Supplied data:
+ + + +

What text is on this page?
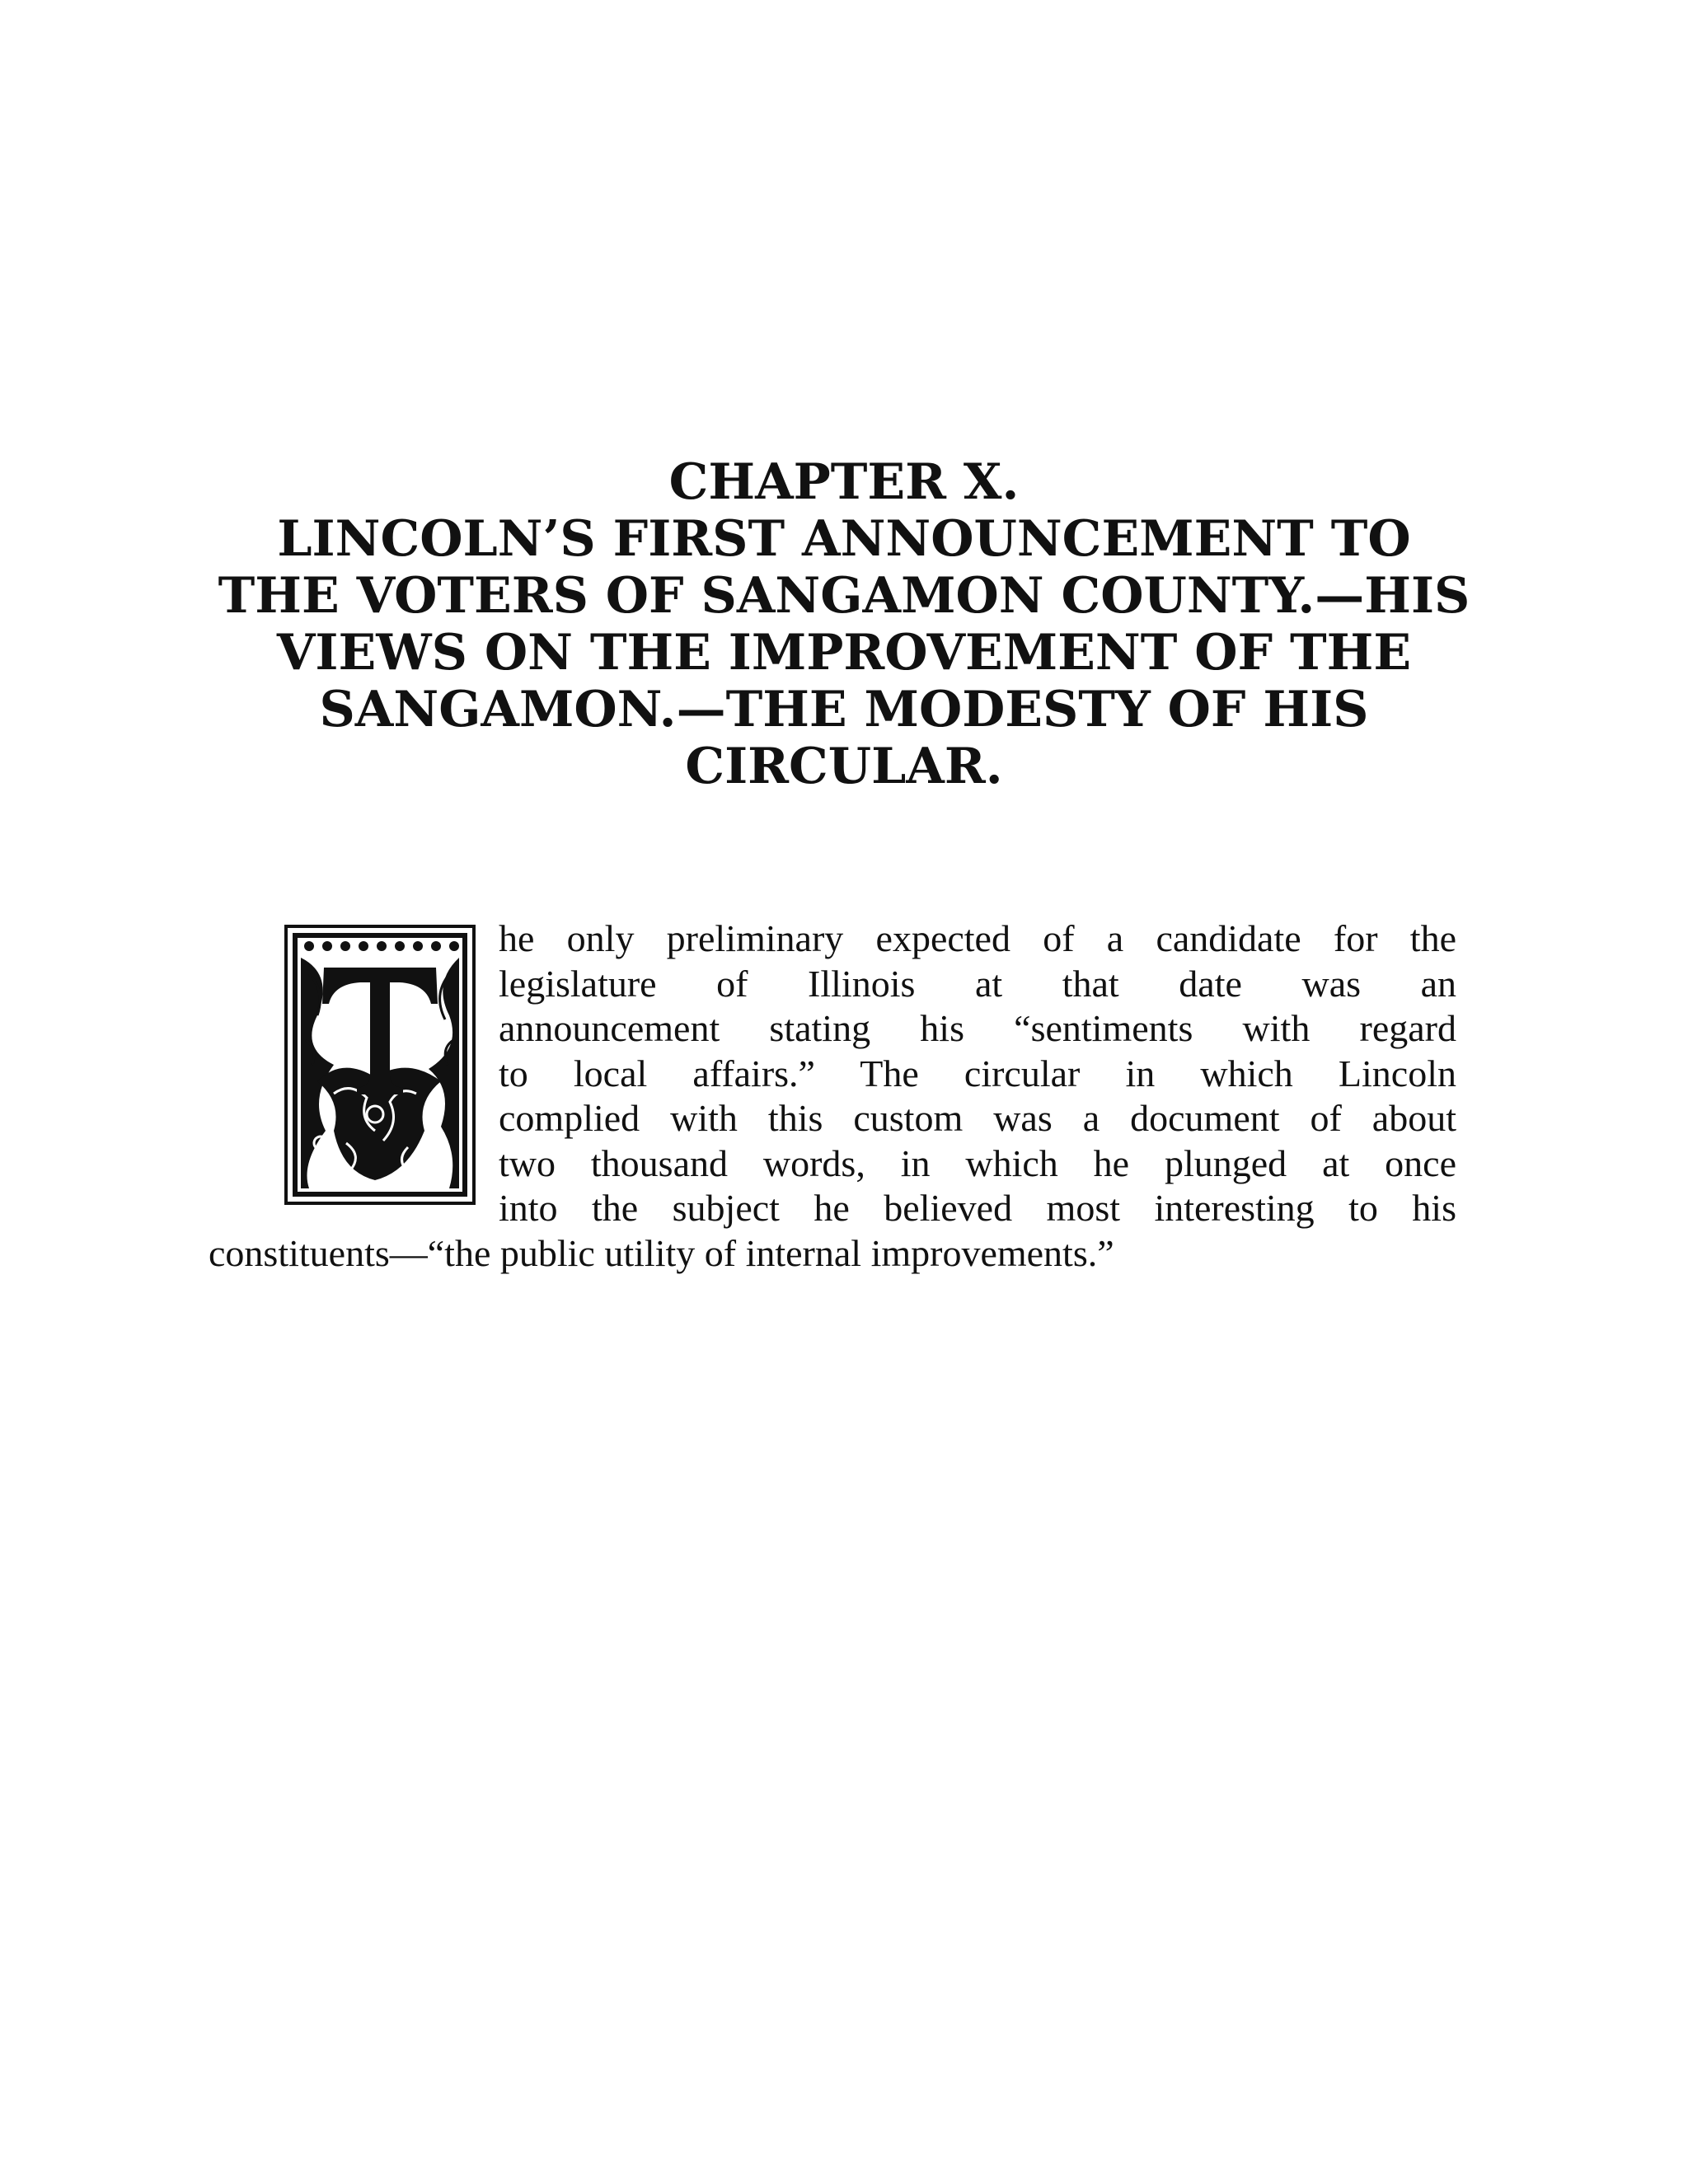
CHAPTER X.
LINCOLN’S FIRST ANNOUNCEMENT TO
THE VOTERS OF SANGAMON COUNTY.—HIS
VIEWS ON THE IMPROVEMENT OF THE
SANGAMON.—THE MODESTY OF HIS
CIRCULAR.
he only preliminary expected of a candidate for the
legislature of Illinois at that date was an
announcement stating his “sentiments with regard
to local affairs.” The circular in which Lincoln
complied with this custom was a document of about
two thousand words, in which he plunged at once
into the subject he believed most interesting to his
constituents—“the public utility of internal improvements.”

+ + + +

Work instructions: Repeat each record exactly as shown above, dropping all images.

Exercise answer:
What text is on this page?
CHAPTER X.
LINCOLN’S FIRST ANNOUNCEMENT TO
THE VOTERS OF SANGAMON COUNTY.—HIS
VIEWS ON THE IMPROVEMENT OF THE
SANGAMON.—THE MODESTY OF HIS
CIRCULAR.
he only preliminary expected of a candidate for the
legislature of Illinois at that date was an
announcement stating his “sentiments with regard
to local affairs.” The circular in which Lincoln
complied with this custom was a document of about
two thousand words, in which he plunged at once
into the subject he believed most interesting to his
constituents—“the public utility of internal improvements.”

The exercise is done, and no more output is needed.